**GIVEN PASSAGE:**

If you've been reading along as I've recounted the drama (ha!) of the Cotton Robin, you know that I was wonderfully excited to be able to participate. It's always fun to jump in the deep end of the pool (holding your nose, of course), and that's sort of how I began the Cotton Robin: last minute, hoping I didn't slip up, and just a little anxious.
Since I was so last minute, I didn't have time to think. Good. It meant jumping in no matter how cold the water. Two colors left on the work table volunteered their services and we were in business. This above was my block. Yay! I really liked it--improvisational, bold, something of a watery color in there. Just fun. Anyone could do anything. I even tossed in the tiny bit of left over fabric.
Then I had the chance to look at the Cotton Robin blogpost on which every one of the blocks were posted. They were all so.... quilty! I wanted to cry. I desperately wanted to get my little blue block out of there! Why did I ever consider this? I know I'm too different to do these things. Then I did cry. Quite a bit, actually. But remember, I cry a lot. Sometimes I cry because I cried. Well, often. So you get it now? The internal drama of bipolar disorder can be overwhelming...and managed. Thank goodness I had remembered to take my medicine.

(Items drawn from a dataset)
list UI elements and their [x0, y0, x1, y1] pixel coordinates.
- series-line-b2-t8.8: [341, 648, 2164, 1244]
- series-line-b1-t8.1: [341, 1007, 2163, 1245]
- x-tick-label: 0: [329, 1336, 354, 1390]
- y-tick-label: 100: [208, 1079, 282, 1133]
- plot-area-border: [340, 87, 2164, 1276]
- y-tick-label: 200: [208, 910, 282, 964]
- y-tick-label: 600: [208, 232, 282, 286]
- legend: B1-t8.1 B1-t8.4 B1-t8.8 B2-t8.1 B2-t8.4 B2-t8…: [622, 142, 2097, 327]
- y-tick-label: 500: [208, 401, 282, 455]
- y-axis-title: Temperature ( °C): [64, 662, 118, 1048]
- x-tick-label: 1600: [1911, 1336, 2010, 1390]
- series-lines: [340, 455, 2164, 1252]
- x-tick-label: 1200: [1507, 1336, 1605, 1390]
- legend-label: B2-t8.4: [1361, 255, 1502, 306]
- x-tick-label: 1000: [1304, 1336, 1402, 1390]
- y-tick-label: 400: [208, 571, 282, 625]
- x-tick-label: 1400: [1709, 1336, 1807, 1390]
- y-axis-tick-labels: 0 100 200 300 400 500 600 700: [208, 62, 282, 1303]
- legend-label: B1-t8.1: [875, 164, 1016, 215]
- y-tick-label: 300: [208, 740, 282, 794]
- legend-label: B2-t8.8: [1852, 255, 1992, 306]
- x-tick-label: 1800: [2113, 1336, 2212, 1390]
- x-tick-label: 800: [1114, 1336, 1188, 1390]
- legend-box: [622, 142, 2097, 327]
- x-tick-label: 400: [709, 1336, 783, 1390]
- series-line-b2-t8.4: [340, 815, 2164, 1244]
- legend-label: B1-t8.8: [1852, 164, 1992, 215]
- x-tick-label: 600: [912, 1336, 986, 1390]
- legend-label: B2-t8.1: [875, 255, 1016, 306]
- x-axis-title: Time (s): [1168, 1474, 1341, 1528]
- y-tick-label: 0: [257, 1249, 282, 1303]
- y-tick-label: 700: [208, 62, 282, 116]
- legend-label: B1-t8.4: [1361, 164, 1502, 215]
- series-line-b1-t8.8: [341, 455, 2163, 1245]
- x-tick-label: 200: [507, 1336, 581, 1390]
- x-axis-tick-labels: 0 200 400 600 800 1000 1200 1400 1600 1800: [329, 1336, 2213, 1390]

**WORK INSTRUCTION:** Rewrite the paragraph of the Cotton Robin post that begins "Since I was so last minute" as a short bulleted list, keeping its main facts.

**TASK ANSWER:**
- Joining at the last minute left no time to think, which the writer considered a good thing.
- Two colors left on the work table were used for the block.
- The writer liked the result: improvisational, bold, with something of a watery color.
- It was fun, and anyone could do anything.
- A tiny bit of leftover fabric went in as well.